▶ Written problem: Identify the lines that include the word "values", then copy all of them.

▶ Dataset:
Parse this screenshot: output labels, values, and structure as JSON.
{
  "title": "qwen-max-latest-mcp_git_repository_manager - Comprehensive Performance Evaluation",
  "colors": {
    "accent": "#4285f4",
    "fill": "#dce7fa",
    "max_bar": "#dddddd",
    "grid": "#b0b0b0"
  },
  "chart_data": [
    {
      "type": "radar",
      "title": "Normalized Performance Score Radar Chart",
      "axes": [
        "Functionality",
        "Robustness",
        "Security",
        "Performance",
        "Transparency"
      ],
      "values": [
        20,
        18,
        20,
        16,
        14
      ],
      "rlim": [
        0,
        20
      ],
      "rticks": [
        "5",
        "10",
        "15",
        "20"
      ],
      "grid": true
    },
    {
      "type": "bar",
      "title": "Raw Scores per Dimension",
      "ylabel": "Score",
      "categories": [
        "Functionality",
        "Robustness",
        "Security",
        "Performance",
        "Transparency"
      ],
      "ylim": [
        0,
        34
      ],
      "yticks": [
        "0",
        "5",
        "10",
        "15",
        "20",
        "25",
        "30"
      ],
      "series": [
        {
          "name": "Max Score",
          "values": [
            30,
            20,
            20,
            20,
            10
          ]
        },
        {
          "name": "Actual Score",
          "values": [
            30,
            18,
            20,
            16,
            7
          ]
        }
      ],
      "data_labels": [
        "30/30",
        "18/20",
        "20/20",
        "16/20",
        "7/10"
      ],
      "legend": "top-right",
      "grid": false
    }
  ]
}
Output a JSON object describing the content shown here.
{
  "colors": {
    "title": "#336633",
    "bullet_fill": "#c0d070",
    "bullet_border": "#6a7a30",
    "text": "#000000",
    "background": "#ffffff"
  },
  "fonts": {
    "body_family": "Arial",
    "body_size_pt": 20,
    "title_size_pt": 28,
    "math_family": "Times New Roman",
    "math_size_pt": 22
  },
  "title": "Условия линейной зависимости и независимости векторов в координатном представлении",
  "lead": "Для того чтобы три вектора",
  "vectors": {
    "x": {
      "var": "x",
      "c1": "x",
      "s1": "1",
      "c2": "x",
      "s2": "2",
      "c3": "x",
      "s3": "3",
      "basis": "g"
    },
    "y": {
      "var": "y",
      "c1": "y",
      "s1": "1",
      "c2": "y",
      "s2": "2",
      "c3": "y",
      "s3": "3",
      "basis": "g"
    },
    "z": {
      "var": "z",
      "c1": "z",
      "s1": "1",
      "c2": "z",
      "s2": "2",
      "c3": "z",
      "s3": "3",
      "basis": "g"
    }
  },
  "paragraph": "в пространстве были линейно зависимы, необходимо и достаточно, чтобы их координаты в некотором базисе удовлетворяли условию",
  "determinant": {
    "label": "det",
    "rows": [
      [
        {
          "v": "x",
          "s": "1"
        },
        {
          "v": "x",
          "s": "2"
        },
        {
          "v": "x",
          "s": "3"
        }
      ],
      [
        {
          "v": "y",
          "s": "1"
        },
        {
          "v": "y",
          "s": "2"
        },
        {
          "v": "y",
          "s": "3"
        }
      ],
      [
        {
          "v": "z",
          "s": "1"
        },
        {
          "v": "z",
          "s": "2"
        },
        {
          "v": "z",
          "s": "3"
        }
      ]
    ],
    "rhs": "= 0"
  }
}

▶ Exercise solution:
Parse this screenshot: output labels, values, and structure as JSON.
      "values": [
          "values": [
          "values": [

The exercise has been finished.